**Task**
Copy out each line below that has the word "dalam" in it.

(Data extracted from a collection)

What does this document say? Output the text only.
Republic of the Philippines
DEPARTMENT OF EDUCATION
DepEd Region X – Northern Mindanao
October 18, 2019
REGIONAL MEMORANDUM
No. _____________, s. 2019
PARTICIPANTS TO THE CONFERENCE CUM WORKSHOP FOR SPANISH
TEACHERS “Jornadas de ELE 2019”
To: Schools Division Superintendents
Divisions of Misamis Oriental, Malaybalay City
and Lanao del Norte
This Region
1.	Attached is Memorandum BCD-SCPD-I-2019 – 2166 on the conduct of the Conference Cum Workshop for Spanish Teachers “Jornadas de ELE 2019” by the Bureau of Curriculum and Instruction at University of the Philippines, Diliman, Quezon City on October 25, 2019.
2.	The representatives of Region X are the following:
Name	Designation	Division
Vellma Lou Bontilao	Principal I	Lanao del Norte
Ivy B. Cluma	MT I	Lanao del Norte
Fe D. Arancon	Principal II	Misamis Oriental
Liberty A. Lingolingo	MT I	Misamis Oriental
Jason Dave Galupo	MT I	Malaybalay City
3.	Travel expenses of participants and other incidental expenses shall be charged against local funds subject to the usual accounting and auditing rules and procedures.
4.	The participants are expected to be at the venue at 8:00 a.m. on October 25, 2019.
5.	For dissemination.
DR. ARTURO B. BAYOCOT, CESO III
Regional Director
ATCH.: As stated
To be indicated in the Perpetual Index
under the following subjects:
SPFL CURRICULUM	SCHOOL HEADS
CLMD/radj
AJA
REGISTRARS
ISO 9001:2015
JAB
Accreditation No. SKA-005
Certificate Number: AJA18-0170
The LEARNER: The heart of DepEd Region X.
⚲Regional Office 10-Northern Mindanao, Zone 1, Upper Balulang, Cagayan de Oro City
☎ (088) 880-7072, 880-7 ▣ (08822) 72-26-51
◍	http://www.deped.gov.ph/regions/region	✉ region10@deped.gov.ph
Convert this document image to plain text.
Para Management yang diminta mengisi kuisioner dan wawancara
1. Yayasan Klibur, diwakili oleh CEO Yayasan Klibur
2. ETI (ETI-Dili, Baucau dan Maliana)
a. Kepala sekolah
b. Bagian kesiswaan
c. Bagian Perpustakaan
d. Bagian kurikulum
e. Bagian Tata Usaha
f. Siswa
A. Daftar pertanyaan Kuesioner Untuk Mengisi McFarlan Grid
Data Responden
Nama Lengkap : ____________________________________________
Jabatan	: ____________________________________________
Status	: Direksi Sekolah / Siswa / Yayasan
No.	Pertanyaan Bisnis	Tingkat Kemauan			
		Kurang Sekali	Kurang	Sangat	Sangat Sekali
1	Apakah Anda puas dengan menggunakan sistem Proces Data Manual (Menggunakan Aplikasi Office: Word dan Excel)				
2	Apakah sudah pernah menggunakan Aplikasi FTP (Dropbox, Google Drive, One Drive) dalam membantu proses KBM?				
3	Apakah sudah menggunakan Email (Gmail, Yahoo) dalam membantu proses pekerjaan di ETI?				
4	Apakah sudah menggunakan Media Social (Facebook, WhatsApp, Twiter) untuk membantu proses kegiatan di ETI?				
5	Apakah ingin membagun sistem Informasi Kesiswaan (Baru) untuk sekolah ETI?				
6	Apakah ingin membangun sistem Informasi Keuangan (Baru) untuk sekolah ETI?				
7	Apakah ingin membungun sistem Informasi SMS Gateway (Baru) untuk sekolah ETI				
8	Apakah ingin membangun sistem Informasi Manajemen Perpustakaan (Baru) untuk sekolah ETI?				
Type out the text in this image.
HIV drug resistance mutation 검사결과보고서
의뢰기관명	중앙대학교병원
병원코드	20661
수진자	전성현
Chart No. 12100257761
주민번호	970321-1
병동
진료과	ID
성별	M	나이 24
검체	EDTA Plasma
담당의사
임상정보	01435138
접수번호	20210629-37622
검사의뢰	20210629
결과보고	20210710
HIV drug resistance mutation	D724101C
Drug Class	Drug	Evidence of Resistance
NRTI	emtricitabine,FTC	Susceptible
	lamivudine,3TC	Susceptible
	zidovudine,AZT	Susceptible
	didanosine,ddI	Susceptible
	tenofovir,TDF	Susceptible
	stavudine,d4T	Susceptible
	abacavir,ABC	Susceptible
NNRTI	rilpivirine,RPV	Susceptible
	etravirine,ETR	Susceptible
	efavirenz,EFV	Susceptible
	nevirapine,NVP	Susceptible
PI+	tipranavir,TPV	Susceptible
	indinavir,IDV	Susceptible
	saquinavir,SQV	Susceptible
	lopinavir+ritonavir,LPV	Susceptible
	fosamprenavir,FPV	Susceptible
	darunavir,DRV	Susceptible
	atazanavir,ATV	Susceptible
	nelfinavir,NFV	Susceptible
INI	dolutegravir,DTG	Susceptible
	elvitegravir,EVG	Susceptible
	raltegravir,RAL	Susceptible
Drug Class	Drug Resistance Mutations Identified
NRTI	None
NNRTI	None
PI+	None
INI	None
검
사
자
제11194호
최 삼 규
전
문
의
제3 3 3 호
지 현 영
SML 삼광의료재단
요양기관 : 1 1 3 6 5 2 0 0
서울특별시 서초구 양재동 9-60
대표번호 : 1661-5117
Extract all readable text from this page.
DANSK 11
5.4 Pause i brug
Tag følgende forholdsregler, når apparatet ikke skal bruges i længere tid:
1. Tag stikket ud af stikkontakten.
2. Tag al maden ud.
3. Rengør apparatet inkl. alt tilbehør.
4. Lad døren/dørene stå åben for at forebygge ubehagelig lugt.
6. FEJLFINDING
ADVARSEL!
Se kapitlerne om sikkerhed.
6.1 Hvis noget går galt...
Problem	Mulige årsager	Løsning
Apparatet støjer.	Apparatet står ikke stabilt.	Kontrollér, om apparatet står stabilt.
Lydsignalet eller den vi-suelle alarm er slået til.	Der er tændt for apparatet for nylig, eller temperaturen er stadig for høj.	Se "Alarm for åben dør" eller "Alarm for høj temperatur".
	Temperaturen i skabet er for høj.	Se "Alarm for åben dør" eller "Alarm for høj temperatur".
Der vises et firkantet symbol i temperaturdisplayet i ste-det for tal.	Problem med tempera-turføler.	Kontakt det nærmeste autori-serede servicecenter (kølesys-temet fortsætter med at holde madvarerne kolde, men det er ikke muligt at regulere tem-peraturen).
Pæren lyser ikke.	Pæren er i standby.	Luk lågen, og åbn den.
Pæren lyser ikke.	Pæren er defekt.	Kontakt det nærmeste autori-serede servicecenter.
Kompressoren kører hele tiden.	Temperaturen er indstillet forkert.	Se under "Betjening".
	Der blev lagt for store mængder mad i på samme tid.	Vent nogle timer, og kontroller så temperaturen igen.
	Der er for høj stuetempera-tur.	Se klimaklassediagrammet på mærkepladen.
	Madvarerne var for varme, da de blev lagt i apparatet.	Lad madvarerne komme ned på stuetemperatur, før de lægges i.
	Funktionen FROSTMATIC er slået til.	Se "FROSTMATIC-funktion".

**Exercise output**
2	Apakah sudah pernah menggunakan Aplikasi FTP (Dropbox, Google Drive, One Drive) dalam membantu proses KBM?				
3	Apakah sudah menggunakan Email (Gmail, Yahoo) dalam membantu proses pekerjaan di ETI?				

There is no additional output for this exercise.